• WORK TO COMPLETE: From the listing, collect all lines containing the word "should".

• INPUT FOR THIS TASK:
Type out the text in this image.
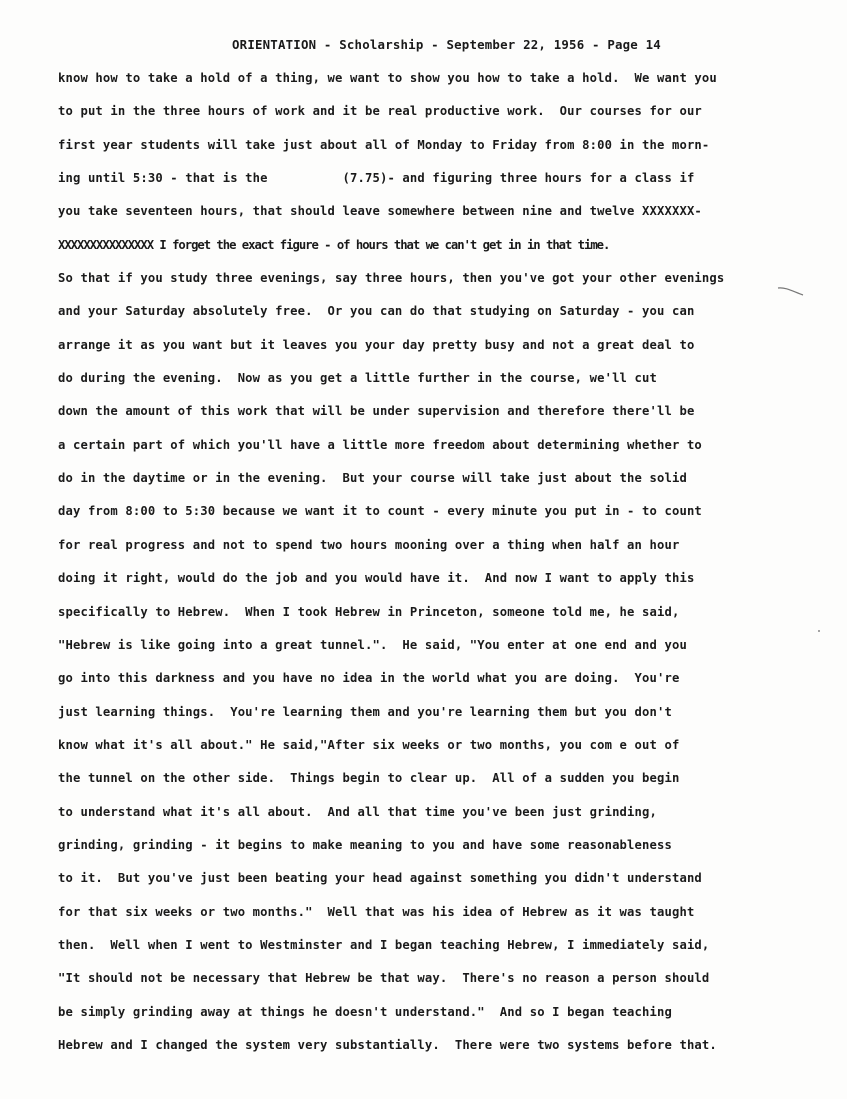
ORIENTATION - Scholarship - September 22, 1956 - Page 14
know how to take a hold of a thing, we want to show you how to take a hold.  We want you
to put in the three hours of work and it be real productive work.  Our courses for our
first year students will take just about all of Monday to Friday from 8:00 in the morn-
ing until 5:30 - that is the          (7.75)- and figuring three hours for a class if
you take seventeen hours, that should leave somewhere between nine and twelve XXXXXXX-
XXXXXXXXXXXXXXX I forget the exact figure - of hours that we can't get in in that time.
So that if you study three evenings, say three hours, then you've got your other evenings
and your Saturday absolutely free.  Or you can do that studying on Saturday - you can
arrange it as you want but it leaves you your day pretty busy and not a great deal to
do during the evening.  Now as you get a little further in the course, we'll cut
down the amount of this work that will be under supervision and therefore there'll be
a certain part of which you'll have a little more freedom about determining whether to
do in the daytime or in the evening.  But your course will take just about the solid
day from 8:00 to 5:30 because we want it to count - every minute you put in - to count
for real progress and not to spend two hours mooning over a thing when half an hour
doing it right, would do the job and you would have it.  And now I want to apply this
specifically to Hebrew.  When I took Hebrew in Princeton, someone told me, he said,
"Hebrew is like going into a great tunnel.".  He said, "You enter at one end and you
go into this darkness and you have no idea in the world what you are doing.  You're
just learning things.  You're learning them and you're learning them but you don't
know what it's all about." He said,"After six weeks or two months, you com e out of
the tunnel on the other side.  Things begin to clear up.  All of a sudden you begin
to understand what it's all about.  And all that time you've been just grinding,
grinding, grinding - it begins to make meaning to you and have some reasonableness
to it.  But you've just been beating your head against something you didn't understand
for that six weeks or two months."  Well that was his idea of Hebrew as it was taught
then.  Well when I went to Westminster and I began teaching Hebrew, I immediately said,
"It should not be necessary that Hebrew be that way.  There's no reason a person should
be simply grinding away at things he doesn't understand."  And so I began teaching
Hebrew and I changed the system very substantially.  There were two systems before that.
...
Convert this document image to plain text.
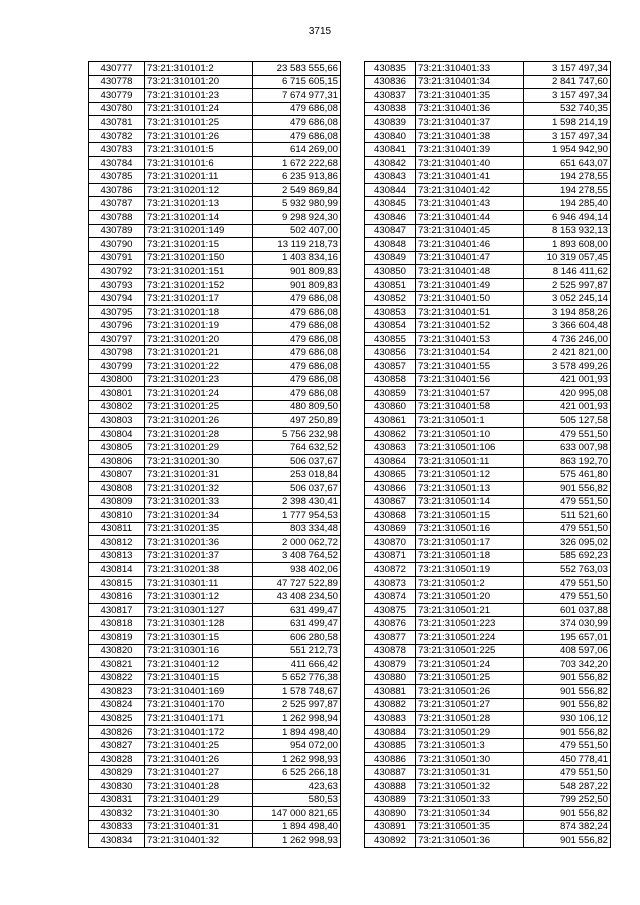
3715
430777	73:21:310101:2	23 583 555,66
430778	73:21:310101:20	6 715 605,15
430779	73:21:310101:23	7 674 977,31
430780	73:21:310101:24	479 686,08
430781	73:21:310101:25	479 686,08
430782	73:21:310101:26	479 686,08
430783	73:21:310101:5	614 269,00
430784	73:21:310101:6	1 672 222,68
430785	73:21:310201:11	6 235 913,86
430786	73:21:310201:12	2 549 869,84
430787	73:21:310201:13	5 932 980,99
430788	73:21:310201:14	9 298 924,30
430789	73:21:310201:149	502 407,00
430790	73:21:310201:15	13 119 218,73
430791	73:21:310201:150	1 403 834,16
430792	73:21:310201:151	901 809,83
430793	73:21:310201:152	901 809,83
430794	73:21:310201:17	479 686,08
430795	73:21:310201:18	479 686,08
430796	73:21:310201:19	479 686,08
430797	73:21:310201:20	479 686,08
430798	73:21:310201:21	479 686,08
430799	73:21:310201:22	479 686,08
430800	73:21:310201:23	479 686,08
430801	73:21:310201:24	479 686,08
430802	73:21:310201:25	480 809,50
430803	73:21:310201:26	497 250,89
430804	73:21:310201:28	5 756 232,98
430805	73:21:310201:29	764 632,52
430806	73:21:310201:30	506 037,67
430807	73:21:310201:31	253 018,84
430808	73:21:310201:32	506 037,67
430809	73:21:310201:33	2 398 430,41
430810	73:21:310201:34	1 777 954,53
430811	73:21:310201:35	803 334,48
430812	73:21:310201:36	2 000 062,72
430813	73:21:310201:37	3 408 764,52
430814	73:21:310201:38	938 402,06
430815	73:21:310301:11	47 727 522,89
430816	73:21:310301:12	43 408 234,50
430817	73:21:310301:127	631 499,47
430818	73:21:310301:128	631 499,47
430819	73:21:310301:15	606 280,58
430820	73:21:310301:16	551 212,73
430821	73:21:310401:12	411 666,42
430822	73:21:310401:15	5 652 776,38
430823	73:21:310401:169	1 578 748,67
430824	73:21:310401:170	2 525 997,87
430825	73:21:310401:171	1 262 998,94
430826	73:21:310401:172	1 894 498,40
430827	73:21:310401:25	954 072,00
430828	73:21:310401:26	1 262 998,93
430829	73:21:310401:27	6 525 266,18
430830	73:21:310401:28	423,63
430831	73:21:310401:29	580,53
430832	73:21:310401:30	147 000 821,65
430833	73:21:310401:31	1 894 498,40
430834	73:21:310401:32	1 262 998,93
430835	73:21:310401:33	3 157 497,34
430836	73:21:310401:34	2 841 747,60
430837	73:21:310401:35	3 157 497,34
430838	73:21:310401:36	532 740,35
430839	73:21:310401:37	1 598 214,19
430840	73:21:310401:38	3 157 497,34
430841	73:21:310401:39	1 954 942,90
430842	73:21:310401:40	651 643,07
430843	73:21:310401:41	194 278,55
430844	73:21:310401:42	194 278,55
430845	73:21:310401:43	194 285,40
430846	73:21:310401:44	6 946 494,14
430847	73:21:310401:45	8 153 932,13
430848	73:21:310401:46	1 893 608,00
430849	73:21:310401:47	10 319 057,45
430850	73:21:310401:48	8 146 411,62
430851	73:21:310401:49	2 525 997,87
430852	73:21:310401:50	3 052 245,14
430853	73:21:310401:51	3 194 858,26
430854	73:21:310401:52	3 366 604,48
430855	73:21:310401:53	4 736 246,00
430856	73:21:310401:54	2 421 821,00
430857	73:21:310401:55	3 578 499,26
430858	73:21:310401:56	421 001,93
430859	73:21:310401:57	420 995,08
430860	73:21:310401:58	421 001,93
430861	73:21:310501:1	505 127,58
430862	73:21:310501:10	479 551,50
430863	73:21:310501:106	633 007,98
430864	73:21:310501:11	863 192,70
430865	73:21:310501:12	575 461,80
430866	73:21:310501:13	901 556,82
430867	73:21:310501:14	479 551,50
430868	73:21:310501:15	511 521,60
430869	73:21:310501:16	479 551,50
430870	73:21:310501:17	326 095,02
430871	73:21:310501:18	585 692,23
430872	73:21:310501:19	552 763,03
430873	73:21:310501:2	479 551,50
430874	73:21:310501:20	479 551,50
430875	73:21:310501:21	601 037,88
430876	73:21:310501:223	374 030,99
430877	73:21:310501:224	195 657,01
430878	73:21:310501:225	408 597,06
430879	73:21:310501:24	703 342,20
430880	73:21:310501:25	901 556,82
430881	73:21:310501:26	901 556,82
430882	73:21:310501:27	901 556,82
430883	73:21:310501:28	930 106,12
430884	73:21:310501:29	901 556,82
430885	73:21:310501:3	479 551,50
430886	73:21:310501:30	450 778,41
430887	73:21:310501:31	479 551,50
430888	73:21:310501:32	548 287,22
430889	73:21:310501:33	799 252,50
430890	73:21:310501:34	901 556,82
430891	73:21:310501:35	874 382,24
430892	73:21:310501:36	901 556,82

• ANSWER TO THIS EXERCISE:
you take seventeen hours, that should leave somewhere between nine and twelve XXXXXXX-
"It should not be necessary that Hebrew be that way.  There's no reason a person should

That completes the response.